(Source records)
— begin —

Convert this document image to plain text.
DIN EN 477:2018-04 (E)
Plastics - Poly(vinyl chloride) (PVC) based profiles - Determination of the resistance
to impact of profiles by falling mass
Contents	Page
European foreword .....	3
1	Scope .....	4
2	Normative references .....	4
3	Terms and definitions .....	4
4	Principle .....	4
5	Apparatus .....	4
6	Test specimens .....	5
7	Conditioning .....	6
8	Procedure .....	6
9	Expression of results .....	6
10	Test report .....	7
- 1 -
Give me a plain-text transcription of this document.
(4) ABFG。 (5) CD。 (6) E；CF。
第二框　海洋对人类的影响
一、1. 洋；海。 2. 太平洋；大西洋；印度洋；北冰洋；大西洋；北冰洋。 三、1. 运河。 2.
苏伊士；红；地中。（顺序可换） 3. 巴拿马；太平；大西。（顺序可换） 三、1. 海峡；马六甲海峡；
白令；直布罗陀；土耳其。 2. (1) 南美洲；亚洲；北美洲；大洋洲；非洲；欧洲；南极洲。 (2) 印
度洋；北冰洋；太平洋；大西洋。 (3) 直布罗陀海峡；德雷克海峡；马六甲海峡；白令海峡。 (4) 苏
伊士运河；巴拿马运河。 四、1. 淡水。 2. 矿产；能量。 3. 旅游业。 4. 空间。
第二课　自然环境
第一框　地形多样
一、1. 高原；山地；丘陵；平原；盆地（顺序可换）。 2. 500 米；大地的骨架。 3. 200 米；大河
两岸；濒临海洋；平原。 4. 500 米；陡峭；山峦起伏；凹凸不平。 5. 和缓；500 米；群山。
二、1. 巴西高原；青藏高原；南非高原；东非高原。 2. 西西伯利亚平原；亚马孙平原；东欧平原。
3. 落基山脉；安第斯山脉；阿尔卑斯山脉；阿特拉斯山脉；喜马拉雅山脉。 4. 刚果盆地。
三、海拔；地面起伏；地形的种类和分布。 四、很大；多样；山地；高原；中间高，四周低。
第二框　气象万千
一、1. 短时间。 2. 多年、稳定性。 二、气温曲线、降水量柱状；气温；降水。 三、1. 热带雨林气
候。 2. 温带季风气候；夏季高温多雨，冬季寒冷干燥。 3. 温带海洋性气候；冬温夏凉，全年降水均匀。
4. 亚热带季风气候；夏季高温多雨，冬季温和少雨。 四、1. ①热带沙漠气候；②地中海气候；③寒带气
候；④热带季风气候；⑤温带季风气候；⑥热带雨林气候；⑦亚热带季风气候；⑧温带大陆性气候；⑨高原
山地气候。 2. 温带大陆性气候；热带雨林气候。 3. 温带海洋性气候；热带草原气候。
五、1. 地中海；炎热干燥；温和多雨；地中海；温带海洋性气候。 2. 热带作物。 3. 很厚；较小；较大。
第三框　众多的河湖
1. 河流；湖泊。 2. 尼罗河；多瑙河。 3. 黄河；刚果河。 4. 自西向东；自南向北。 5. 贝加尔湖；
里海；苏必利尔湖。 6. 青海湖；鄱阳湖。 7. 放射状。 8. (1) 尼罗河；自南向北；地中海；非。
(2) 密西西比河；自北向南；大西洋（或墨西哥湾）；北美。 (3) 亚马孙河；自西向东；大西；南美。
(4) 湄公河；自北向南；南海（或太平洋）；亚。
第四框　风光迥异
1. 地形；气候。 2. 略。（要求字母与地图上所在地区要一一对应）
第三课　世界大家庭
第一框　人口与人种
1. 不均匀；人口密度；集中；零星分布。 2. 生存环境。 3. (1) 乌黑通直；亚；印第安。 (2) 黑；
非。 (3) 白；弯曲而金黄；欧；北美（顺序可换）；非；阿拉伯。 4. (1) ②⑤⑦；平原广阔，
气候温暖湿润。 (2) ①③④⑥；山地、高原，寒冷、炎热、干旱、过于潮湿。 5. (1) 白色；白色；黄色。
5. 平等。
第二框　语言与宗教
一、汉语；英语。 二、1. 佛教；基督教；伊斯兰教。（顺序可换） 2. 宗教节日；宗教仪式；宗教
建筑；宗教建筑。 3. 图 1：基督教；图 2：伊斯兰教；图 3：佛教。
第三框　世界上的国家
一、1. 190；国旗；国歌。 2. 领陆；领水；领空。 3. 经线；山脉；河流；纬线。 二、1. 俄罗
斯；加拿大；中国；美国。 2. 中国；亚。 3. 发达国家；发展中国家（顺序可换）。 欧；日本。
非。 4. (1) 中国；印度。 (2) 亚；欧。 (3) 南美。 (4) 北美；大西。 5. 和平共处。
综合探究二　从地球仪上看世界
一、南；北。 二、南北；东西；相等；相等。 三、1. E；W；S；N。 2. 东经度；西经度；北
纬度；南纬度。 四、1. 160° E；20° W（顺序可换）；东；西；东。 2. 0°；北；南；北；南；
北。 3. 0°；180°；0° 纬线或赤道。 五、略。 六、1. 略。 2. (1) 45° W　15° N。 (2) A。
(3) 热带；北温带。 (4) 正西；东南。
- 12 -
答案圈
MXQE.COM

— end —

- OBJECTIVE
Restate all of the entries exactly, please.

- TASK RESULT
Convert this document image to plain text.
DIN EN 477:2018-04 (E)
Plastics - Poly(vinyl chloride) (PVC) based profiles - Determination of the resistance
to impact of profiles by falling mass
Contents	Page
European foreword .....	3
1	Scope .....	4
2	Normative references .....	4
3	Terms and definitions .....	4
4	Principle .....	4
5	Apparatus .....	4
6	Test specimens .....	5
7	Conditioning .....	6
8	Procedure .....	6
9	Expression of results .....	6
10	Test report .....	7
- 1 -
Give me a plain-text transcription of this document.
(4) ABFG。 (5) CD。 (6) E；CF。
第二框　海洋对人类的影响
一、1. 洋；海。 2. 太平洋；大西洋；印度洋；北冰洋；大西洋；北冰洋。 三、1. 运河。 2.
苏伊士；红；地中。（顺序可换） 3. 巴拿马；太平；大西。（顺序可换） 三、1. 海峡；马六甲海峡；
白令；直布罗陀；土耳其。 2. (1) 南美洲；亚洲；北美洲；大洋洲；非洲；欧洲；南极洲。 (2) 印
度洋；北冰洋；太平洋；大西洋。 (3) 直布罗陀海峡；德雷克海峡；马六甲海峡；白令海峡。 (4) 苏
伊士运河；巴拿马运河。 四、1. 淡水。 2. 矿产；能量。 3. 旅游业。 4. 空间。
第二课　自然环境
第一框　地形多样
一、1. 高原；山地；丘陵；平原；盆地（顺序可换）。 2. 500 米；大地的骨架。 3. 200 米；大河
两岸；濒临海洋；平原。 4. 500 米；陡峭；山峦起伏；凹凸不平。 5. 和缓；500 米；群山。
二、1. 巴西高原；青藏高原；南非高原；东非高原。 2. 西西伯利亚平原；亚马孙平原；东欧平原。
3. 落基山脉；安第斯山脉；阿尔卑斯山脉；阿特拉斯山脉；喜马拉雅山脉。 4. 刚果盆地。
三、海拔；地面起伏；地形的种类和分布。 四、很大；多样；山地；高原；中间高，四周低。
第二框　气象万千
一、1. 短时间。 2. 多年、稳定性。 二、气温曲线、降水量柱状；气温；降水。 三、1. 热带雨林气
候。 2. 温带季风气候；夏季高温多雨，冬季寒冷干燥。 3. 温带海洋性气候；冬温夏凉，全年降水均匀。
4. 亚热带季风气候；夏季高温多雨，冬季温和少雨。 四、1. ①热带沙漠气候；②地中海气候；③寒带气
候；④热带季风气候；⑤温带季风气候；⑥热带雨林气候；⑦亚热带季风气候；⑧温带大陆性气候；⑨高原
山地气候。 2. 温带大陆性气候；热带雨林气候。 3. 温带海洋性气候；热带草原气候。
五、1. 地中海；炎热干燥；温和多雨；地中海；温带海洋性气候。 2. 热带作物。 3. 很厚；较小；较大。
第三框　众多的河湖
1. 河流；湖泊。 2. 尼罗河；多瑙河。 3. 黄河；刚果河。 4. 自西向东；自南向北。 5. 贝加尔湖；
里海；苏必利尔湖。 6. 青海湖；鄱阳湖。 7. 放射状。 8. (1) 尼罗河；自南向北；地中海；非。
(2) 密西西比河；自北向南；大西洋（或墨西哥湾）；北美。 (3) 亚马孙河；自西向东；大西；南美。
(4) 湄公河；自北向南；南海（或太平洋）；亚。
第四框　风光迥异
1. 地形；气候。 2. 略。（要求字母与地图上所在地区要一一对应）
第三课　世界大家庭
第一框　人口与人种
1. 不均匀；人口密度；集中；零星分布。 2. 生存环境。 3. (1) 乌黑通直；亚；印第安。 (2) 黑；
非。 (3) 白；弯曲而金黄；欧；北美（顺序可换）；非；阿拉伯。 4. (1) ②⑤⑦；平原广阔，
气候温暖湿润。 (2) ①③④⑥；山地、高原，寒冷、炎热、干旱、过于潮湿。 5. (1) 白色；白色；黄色。
5. 平等。
第二框　语言与宗教
一、汉语；英语。 二、1. 佛教；基督教；伊斯兰教。（顺序可换） 2. 宗教节日；宗教仪式；宗教
建筑；宗教建筑。 3. 图 1：基督教；图 2：伊斯兰教；图 3：佛教。
第三框　世界上的国家
一、1. 190；国旗；国歌。 2. 领陆；领水；领空。 3. 经线；山脉；河流；纬线。 二、1. 俄罗
斯；加拿大；中国；美国。 2. 中国；亚。 3. 发达国家；发展中国家（顺序可换）。 欧；日本。
非。 4. (1) 中国；印度。 (2) 亚；欧。 (3) 南美。 (4) 北美；大西。 5. 和平共处。
综合探究二　从地球仪上看世界
一、南；北。 二、南北；东西；相等；相等。 三、1. E；W；S；N。 2. 东经度；西经度；北
纬度；南纬度。 四、1. 160° E；20° W（顺序可换）；东；西；东。 2. 0°；北；南；北；南；
北。 3. 0°；180°；0° 纬线或赤道。 五、略。 六、1. 略。 2. (1) 45° W　15° N。 (2) A。
(3) 热带；北温带。 (4) 正西；东南。
- 12 -
答案圈
MXQE.COM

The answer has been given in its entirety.